Report the count of lines below in which the string "zoom" occurs; include nothing else.

>> Begin The records

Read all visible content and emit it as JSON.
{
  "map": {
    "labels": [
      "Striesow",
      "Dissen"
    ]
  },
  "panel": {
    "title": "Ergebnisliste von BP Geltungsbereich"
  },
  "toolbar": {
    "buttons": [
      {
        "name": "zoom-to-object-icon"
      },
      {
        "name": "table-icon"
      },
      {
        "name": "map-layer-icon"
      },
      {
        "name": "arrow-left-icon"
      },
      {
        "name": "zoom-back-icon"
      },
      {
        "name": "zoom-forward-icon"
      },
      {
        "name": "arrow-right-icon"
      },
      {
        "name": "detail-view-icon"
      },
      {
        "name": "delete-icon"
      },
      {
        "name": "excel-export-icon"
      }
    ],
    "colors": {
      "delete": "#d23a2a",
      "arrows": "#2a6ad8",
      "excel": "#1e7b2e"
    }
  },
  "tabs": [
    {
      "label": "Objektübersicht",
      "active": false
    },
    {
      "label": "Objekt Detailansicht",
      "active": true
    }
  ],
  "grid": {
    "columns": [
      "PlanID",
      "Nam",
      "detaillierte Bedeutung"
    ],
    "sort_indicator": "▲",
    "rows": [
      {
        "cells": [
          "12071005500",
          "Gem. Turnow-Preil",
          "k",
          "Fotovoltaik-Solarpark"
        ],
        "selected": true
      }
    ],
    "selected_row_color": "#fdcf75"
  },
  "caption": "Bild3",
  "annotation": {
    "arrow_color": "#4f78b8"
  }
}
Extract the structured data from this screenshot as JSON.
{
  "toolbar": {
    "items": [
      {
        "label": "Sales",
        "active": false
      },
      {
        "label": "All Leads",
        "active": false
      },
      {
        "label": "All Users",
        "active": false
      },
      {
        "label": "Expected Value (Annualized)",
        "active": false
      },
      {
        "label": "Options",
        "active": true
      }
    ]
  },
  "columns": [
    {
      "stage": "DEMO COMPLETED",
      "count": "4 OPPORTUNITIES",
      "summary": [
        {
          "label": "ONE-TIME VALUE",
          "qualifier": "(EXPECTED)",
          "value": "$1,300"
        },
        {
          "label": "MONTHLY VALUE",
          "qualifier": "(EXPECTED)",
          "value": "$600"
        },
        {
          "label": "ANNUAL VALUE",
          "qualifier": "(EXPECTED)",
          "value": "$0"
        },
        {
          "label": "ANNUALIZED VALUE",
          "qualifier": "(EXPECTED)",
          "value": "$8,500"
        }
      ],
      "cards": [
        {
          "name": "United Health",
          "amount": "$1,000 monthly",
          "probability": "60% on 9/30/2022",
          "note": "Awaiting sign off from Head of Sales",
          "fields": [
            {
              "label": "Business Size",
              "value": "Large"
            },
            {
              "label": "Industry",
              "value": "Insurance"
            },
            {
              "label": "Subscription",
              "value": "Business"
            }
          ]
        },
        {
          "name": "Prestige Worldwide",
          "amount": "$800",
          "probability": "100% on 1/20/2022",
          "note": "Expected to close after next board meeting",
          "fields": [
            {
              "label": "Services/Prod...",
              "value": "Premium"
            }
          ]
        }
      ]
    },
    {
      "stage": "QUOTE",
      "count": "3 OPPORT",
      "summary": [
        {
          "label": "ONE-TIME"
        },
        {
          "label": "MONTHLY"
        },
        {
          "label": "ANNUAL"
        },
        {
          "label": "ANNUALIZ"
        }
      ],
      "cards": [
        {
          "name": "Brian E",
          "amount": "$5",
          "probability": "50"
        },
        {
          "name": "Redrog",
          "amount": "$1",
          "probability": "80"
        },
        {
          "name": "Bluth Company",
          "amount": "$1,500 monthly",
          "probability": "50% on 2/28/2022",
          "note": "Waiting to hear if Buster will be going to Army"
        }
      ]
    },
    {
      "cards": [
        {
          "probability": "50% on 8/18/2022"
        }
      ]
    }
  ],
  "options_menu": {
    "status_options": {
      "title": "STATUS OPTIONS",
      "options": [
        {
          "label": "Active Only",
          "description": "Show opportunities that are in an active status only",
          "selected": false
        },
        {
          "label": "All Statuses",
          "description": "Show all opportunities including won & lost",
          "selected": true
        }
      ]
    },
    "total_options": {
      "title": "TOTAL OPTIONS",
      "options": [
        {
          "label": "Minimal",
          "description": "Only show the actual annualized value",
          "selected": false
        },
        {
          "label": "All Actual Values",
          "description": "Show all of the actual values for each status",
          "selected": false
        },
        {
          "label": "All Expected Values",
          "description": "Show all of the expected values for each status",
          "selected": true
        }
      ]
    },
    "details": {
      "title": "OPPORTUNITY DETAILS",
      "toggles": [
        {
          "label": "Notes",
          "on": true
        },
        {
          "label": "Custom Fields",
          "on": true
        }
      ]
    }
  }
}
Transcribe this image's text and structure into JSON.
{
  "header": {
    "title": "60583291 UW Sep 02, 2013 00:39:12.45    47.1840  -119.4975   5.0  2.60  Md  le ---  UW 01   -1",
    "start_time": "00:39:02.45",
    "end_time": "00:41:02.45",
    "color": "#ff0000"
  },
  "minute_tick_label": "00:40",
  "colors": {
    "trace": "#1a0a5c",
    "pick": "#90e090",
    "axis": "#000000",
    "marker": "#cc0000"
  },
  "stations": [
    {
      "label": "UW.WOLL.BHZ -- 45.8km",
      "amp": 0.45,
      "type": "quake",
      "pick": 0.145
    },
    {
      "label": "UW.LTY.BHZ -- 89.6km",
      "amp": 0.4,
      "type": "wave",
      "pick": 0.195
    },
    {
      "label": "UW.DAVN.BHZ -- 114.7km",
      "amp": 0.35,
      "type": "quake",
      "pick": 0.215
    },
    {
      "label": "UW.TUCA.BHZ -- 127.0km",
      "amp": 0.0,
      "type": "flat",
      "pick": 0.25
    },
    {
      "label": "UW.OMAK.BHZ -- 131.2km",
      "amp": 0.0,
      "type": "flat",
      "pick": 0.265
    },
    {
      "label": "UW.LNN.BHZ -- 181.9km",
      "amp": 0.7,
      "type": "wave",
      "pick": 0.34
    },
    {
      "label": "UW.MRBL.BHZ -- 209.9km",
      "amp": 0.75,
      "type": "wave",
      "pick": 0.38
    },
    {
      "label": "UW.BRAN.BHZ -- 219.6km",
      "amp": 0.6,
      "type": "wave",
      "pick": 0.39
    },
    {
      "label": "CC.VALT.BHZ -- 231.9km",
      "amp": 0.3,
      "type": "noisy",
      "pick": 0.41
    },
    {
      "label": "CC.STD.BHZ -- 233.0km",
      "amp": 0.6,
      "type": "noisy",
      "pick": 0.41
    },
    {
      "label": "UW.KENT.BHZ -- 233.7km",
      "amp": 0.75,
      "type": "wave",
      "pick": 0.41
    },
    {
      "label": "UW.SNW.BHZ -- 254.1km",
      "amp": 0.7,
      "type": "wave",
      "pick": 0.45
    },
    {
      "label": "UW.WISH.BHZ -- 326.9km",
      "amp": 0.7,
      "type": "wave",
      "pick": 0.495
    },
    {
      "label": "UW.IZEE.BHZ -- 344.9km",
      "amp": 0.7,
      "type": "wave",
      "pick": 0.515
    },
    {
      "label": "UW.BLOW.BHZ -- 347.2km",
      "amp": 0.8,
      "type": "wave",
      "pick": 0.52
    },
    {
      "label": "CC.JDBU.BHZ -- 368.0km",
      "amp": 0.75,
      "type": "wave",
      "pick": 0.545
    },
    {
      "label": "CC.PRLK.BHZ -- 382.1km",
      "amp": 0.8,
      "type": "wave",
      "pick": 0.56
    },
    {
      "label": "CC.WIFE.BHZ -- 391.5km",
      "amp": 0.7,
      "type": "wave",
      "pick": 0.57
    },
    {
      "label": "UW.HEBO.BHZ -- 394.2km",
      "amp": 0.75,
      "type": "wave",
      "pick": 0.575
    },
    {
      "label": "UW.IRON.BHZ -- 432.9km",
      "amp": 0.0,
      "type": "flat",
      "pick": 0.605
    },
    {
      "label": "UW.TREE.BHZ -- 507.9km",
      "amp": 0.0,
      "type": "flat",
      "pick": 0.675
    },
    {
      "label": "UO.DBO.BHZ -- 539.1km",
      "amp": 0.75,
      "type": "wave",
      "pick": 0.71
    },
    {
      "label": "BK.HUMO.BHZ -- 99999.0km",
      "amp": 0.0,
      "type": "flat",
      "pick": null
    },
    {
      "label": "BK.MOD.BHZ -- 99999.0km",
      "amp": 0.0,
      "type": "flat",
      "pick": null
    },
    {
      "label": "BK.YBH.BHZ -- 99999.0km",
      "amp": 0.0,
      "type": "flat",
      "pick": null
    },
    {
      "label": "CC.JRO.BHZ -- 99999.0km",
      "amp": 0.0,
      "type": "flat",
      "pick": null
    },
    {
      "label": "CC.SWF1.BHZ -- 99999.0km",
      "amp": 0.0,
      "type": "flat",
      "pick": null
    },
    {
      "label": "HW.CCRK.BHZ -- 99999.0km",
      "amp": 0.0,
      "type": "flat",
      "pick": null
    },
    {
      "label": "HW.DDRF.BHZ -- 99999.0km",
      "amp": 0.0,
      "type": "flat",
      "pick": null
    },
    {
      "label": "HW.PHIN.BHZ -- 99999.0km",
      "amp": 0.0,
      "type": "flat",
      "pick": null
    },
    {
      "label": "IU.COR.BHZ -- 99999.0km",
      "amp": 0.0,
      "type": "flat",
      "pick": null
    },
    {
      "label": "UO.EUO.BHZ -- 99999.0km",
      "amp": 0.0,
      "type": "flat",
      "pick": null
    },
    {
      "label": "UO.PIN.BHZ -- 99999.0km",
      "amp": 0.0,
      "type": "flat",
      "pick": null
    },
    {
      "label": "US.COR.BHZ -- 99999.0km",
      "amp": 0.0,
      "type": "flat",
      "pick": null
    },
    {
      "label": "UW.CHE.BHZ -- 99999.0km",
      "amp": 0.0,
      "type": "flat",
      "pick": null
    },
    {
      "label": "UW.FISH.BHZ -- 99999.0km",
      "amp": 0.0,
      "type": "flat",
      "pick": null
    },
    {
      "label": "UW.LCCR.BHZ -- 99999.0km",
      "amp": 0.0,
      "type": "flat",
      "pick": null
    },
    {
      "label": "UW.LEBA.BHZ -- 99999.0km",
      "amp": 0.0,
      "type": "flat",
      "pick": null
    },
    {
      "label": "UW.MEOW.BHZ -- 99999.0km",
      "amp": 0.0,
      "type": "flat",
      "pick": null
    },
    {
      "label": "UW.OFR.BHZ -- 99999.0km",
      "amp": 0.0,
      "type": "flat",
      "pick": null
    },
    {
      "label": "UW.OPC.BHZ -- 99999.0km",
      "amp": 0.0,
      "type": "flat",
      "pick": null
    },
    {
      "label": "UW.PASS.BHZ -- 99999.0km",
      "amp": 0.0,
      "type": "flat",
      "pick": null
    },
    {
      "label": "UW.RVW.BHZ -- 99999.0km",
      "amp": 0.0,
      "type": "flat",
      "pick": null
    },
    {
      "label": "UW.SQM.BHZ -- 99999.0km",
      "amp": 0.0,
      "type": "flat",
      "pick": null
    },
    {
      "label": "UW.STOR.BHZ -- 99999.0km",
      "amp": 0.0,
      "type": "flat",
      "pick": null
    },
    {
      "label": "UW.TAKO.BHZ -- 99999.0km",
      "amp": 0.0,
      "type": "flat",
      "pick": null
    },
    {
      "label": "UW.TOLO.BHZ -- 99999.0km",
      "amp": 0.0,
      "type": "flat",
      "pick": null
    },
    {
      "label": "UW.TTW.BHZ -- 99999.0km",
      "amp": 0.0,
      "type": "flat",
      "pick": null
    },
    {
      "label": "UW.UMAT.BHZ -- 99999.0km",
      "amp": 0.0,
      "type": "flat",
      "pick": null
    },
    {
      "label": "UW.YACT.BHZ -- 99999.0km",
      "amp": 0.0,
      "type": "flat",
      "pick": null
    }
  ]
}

>> End The records

● **Exercise solution**
3